Items listed in a dataset:
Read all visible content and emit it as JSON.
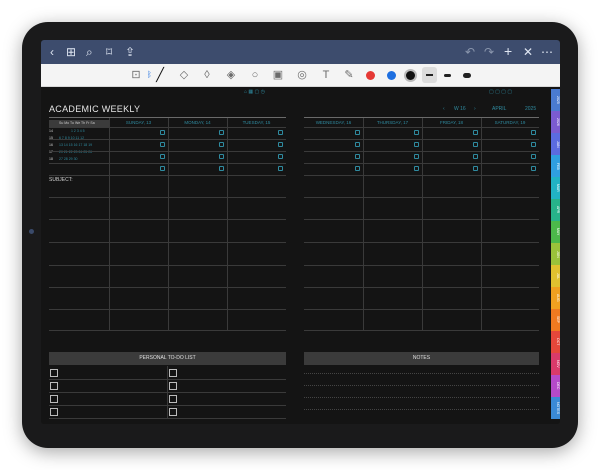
{
  "nav": {
    "back": "‹",
    "grid": "⊞",
    "search": "⌕",
    "bookmark": "⌑",
    "share": "⇪",
    "undo": "↶",
    "redo": "↷",
    "add": "+",
    "close": "✕",
    "more": "⋯"
  },
  "toolbar": {
    "colors": [
      "#e53935",
      "#1e6fe0",
      "#111111"
    ],
    "accent": "#2f8ba0"
  },
  "planner": {
    "title": "ACADEMIC WEEKLY",
    "week_prev": "‹",
    "week_label": "W 16",
    "week_next": "›",
    "month": "APRIL",
    "year": "2025",
    "mini_cal_header": "Su Mo Tu We Th Fr Sa",
    "mini_cal_rows": [
      {
        "wk": "14",
        "days": "1  2  3  4  5"
      },
      {
        "wk": "15",
        "days": "6  7  8  9 10 11 12"
      },
      {
        "wk": "16",
        "days": "13 14 15 16 17 18 19"
      },
      {
        "wk": "17",
        "days": "20 21 22 23 24 25 26"
      },
      {
        "wk": "18",
        "days": "27 28 29 30"
      }
    ],
    "subject_label": "SUBJECT:",
    "days_left": [
      "SUNDAY, 13",
      "MONDAY, 14",
      "TUESDAY, 15"
    ],
    "days_right": [
      "WEDNESDAY, 16",
      "THURSDAY, 17",
      "FRIDAY, 18",
      "SATURDAY, 19"
    ],
    "todo_header": "PERSONAL TO-DO LIST",
    "notes_header": "NOTES"
  },
  "side_tabs": [
    {
      "label": "2025",
      "color": "#4a7bd0"
    },
    {
      "label": "2026",
      "color": "#7b5bd0"
    },
    {
      "label": "JAN",
      "color": "#5b6be0"
    },
    {
      "label": "FEB",
      "color": "#2f9fe0"
    },
    {
      "label": "MAR",
      "color": "#21b3c4"
    },
    {
      "label": "APR",
      "color": "#27b38a"
    },
    {
      "label": "MAY",
      "color": "#4cb84a"
    },
    {
      "label": "JUN",
      "color": "#9ac23a"
    },
    {
      "label": "JUL",
      "color": "#e0c12f"
    },
    {
      "label": "AUG",
      "color": "#f0a020"
    },
    {
      "label": "SEP",
      "color": "#f07a20"
    },
    {
      "label": "OCT",
      "color": "#e5473a"
    },
    {
      "label": "NOV",
      "color": "#d93a6a"
    },
    {
      "label": "DEC",
      "color": "#b54ac9"
    },
    {
      "label": "NOTES",
      "color": "#3a8ad6"
    }
  ]
}
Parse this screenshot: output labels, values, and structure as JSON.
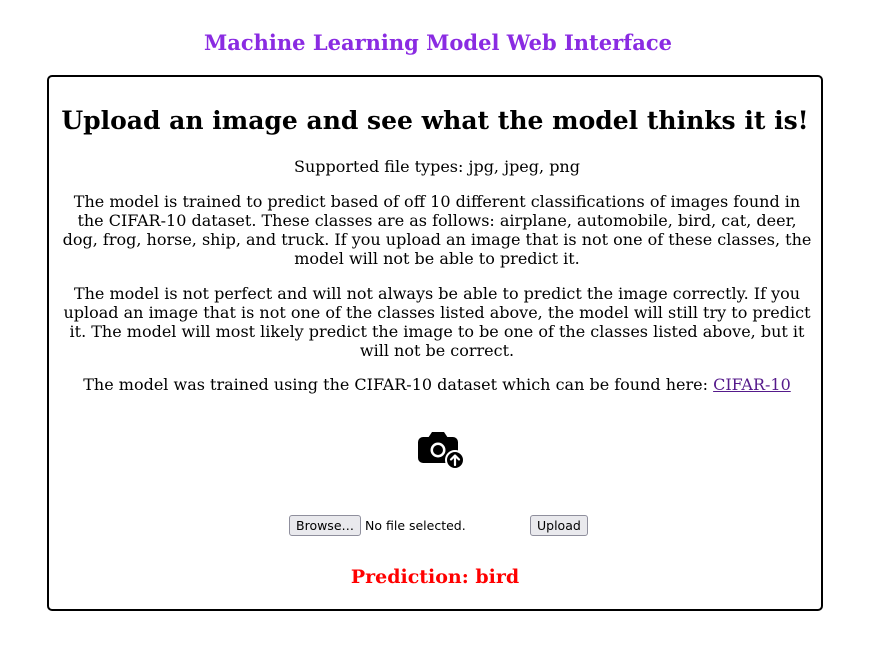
{
  "header": {
    "title": "Machine Learning Model Web Interface"
  },
  "card": {
    "heading": "Upload an image and see what the model thinks it is!",
    "supported_types": "Supported file types: jpg, jpeg, png",
    "classes_text": "The model is trained to predict based of off 10 different classifications of images found in the CIFAR-10 dataset. These classes are as follows: airplane, automobile, bird, cat, deer, dog, frog, horse, ship, and truck. If you upload an image that is not one of these classes, the model will not be able to predict it.",
    "imperfect_text": "The model is not perfect and will not always be able to predict the image correctly. If you upload an image that is not one of the classes listed above, the model will still try to predict it. The model will most likely predict the image to be one of the classes listed above, but it will not be correct.",
    "source_text": "The model was trained using the CIFAR-10 dataset which can be found here: ",
    "source_link": "CIFAR-10",
    "upload_icon": "camera-upload-icon",
    "file_input": {
      "browse_label": "Browse…",
      "status": "No file selected."
    },
    "upload_label": "Upload",
    "prediction": "Prediction: bird"
  },
  "colors": {
    "title": "#8a2be2",
    "prediction": "#ff0000",
    "link": "#551a8b"
  }
}
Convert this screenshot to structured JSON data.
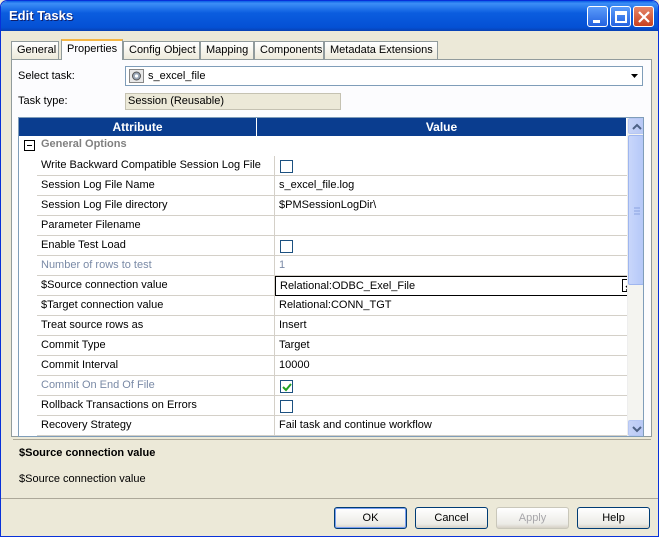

THE REQUEST:
Write the material out again exactly as it appears, dropping the pictures.

REPLY TO THE EXERCISE:
Read all visible content and emit it as JSON.
{
  "nav": {
    "back": "‹",
    "grid": "⊞",
    "search": "⌕",
    "bookmark": "⌑",
    "share": "⇪",
    "undo": "↶",
    "redo": "↷",
    "add": "+",
    "close": "✕",
    "more": "⋯"
  },
  "toolbar": {
    "colors": [
      "#e53935",
      "#1e6fe0",
      "#111111"
    ],
    "accent": "#2f8ba0"
  },
  "planner": {
    "title": "ACADEMIC WEEKLY",
    "week_prev": "‹",
    "week_label": "W 16",
    "week_next": "›",
    "month": "APRIL",
    "year": "2025",
    "mini_cal_header": "Su Mo Tu We Th Fr Sa",
    "mini_cal_rows": [
      {
        "wk": "14",
        "days": "1  2  3  4  5"
      },
      {
        "wk": "15",
        "days": "6  7  8  9 10 11 12"
      },
      {
        "wk": "16",
        "days": "13 14 15 16 17 18 19"
      },
      {
        "wk": "17",
        "days": "20 21 22 23 24 25 26"
      },
      {
        "wk": "18",
        "days": "27 28 29 30"
      }
    ],
    "subject_label": "SUBJECT:",
    "days_left": [
      "SUNDAY, 13",
      "MONDAY, 14",
      "TUESDAY, 15"
    ],
    "days_right": [
      "WEDNESDAY, 16",
      "THURSDAY, 17",
      "FRIDAY, 18",
      "SATURDAY, 19"
    ],
    "todo_header": "PERSONAL TO-DO LIST",
    "notes_header": "NOTES"
  },
  "side_tabs": [
    {
      "label": "2025",
      "color": "#4a7bd0"
    },
    {
      "label": "2026",
      "color": "#7b5bd0"
    },
    {
      "label": "JAN",
      "color": "#5b6be0"
    },
    {
      "label": "FEB",
      "color": "#2f9fe0"
    },
    {
      "label": "MAR",
      "color": "#21b3c4"
    },
    {
      "label": "APR",
      "color": "#27b38a"
    },
    {
      "label": "MAY",
      "color": "#4cb84a"
    },
    {
      "label": "JUN",
      "color": "#9ac23a"
    },
    {
      "label": "JUL",
      "color": "#e0c12f"
    },
    {
      "label": "AUG",
      "color": "#f0a020"
    },
    {
      "label": "SEP",
      "color": "#f07a20"
    },
    {
      "label": "OCT",
      "color": "#e5473a"
    },
    {
      "label": "NOV",
      "color": "#d93a6a"
    },
    {
      "label": "DEC",
      "color": "#b54ac9"
    },
    {
      "label": "NOTES",
      "color": "#3a8ad6"
    }
  ]
}
Parse this screenshot: output labels, values, and structure as JSON.
{
  "header": {
    "title": "Machine Learning Model Web Interface"
  },
  "card": {
    "heading": "Upload an image and see what the model thinks it is!",
    "supported_types": "Supported file types: jpg, jpeg, png",
    "classes_text": "The model is trained to predict based of off 10 different classifications of images found in the CIFAR-10 dataset. These classes are as follows: airplane, automobile, bird, cat, deer, dog, frog, horse, ship, and truck. If you upload an image that is not one of these classes, the model will not be able to predict it.",
    "imperfect_text": "The model is not perfect and will not always be able to predict the image correctly. If you upload an image that is not one of the classes listed above, the model will still try to predict it. The model will most likely predict the image to be one of the classes listed above, but it will not be correct.",
    "source_text": "The model was trained using the CIFAR-10 dataset which can be found here: ",
    "source_link": "CIFAR-10",
    "upload_icon": "camera-upload-icon",
    "file_input": {
      "browse_label": "Browse…",
      "status": "No file selected."
    },
    "upload_label": "Upload",
    "prediction": "Prediction: bird"
  },
  "colors": {
    "title": "#8a2be2",
    "prediction": "#ff0000",
    "link": "#551a8b"
  }
}
Convert this screenshot to structured JSON data.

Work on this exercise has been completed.